**EXERCISE MATERIAL**
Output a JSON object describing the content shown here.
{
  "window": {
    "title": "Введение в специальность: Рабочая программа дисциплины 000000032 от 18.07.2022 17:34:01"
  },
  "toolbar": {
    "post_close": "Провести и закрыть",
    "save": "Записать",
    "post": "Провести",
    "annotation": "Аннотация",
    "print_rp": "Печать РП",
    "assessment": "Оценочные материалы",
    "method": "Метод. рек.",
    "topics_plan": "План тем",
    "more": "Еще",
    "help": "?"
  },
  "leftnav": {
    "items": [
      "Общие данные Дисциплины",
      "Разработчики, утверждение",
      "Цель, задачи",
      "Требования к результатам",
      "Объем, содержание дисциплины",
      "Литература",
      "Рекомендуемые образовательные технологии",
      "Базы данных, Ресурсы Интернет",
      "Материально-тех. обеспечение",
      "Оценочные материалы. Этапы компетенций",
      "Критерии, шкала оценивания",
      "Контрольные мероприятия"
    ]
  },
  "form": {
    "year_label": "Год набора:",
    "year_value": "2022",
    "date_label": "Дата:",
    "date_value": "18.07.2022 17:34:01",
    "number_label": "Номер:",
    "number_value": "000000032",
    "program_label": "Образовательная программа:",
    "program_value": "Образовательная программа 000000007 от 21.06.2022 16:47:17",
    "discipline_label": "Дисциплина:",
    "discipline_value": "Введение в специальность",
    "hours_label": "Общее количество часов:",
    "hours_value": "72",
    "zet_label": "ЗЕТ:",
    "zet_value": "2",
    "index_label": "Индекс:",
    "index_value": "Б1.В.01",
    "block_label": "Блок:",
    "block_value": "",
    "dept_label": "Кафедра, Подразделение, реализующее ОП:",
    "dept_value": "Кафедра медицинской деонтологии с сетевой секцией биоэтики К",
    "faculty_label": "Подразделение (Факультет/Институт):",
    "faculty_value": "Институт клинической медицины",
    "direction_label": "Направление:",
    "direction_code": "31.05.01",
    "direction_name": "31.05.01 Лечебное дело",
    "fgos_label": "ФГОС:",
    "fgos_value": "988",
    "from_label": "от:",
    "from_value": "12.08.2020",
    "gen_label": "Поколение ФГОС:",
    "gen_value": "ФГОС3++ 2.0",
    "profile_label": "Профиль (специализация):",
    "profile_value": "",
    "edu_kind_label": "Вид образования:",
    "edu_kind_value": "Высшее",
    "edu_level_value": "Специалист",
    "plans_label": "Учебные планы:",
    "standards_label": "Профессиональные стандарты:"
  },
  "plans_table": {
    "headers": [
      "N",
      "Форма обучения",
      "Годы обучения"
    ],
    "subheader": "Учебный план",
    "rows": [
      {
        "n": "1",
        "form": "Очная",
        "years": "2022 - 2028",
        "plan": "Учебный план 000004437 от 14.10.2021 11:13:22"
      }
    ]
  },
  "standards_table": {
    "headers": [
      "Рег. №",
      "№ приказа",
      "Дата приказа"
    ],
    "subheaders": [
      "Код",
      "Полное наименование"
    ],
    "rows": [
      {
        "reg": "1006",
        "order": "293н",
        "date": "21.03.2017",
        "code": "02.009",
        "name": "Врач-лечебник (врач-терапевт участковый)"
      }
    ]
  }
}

**WRITTEN TASK**
Filter lines by "специальность" and return each hit.

**SOLUTION TO THE PROBLEM**
    "title": "Введение в специальность: Рабочая программа дисциплины 000000032 от 18.07.2022 17:34:01"
    "discipline_value": "Введение в специальность",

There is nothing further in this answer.